── DATASET RECORDS ──

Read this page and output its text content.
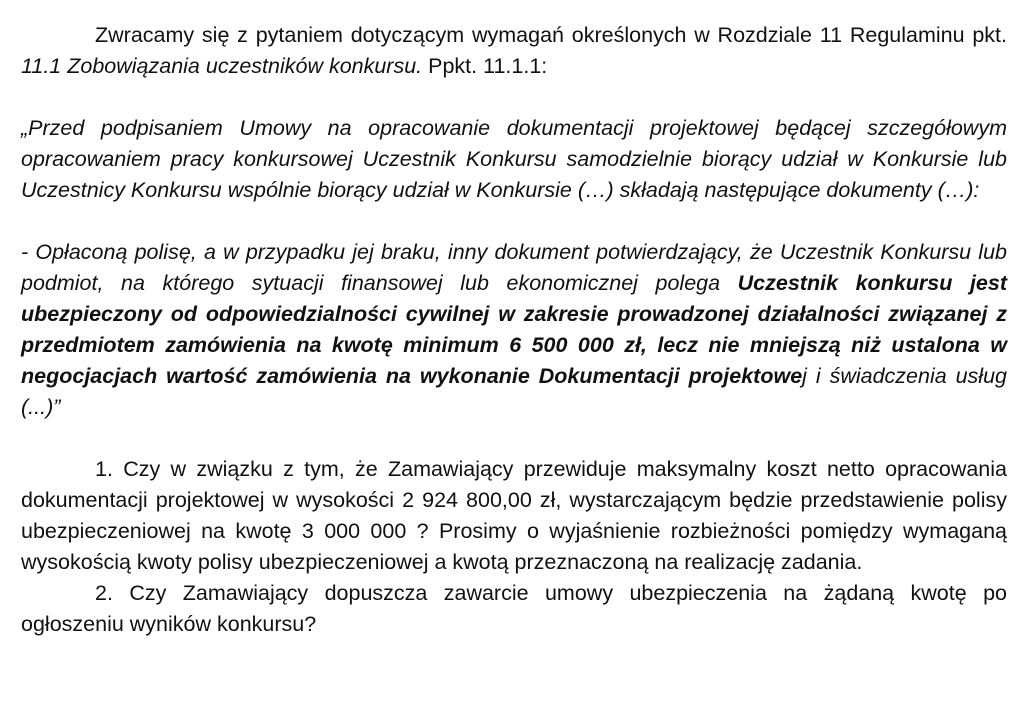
Zwracamy się z pytaniem dotyczącym wymagań określonych w Rozdziale 11 Regulaminu pkt. 11.1 Zobowiązania uczestników konkursu. Ppkt. 11.1.1:

„Przed podpisaniem Umowy na opracowanie dokumentacji projektowej będącej szczegółowym opracowaniem pracy konkursowej Uczestnik Konkursu samodzielnie biorący udział w Konkursie lub Uczestnicy Konkursu wspólnie biorący udział w Konkursie (…) składają następujące dokumenty (…):

- Opłaconą polisę, a w przypadku jej braku, inny dokument potwierdzający, że Uczestnik Konkursu lub podmiot, na którego sytuacji finansowej lub ekonomicznej polega Uczestnik konkursu jest ubezpieczony od odpowiedzialności cywilnej w zakresie prowadzonej działalności związanej z przedmiotem zamówienia na kwotę minimum 6 500 000 zł, lecz nie mniejszą niż ustalona w negocjacjach wartość zamówienia na wykonanie Dokumentacji projektowej i świadczenia usług (...)”

1. Czy w związku z tym, że Zamawiający przewiduje maksymalny koszt netto opracowania dokumentacji projektowej w wysokości 2 924 800,00 zł, wystarczającym będzie przedstawienie polisy ubezpieczeniowej na kwotę 3 000 000 ? Prosimy o wyjaśnienie rozbieżności pomiędzy wymaganą wysokością kwoty polisy ubezpieczeniowej a kwotą przeznaczoną na realizację zadania.

2. Czy Zamawiający dopuszcza zawarcie umowy ubezpieczenia na żądaną kwotę po ogłoszeniu wyników konkursu?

───

Show every line of the listing in which the string "kwotę" can be found.

- Opłaconą polisę, a w przypadku jej braku, inny dokument potwierdzający, że Uczestnik Konkursu lub podmiot, na którego sytuacji finansowej lub ekonomicznej polega Uczestnik konkursu jest ubezpieczony od odpowiedzialności cywilnej w zakresie prowadzonej działalności związanej z przedmiotem zamówienia na kwotę minimum 6 500 000 zł, lecz nie mniejszą niż ustalona w negocjacjach wartość zamówienia na wykonanie Dokumentacji projektowej i świadczenia usług (...)”
1. Czy w związku z tym, że Zamawiający przewiduje maksymalny koszt netto opracowania dokumentacji projektowej w wysokości 2 924 800,00 zł, wystarczającym będzie przedstawienie polisy ubezpieczeniowej na kwotę 3 000 000 ? Prosimy o wyjaśnienie rozbieżności pomiędzy wymaganą wysokością kwoty polisy ubezpieczeniowej a kwotą przeznaczoną na realizację zadania.
2. Czy Zamawiający dopuszcza zawarcie umowy ubezpieczenia na żądaną kwotę po ogłoszeniu wyników konkursu?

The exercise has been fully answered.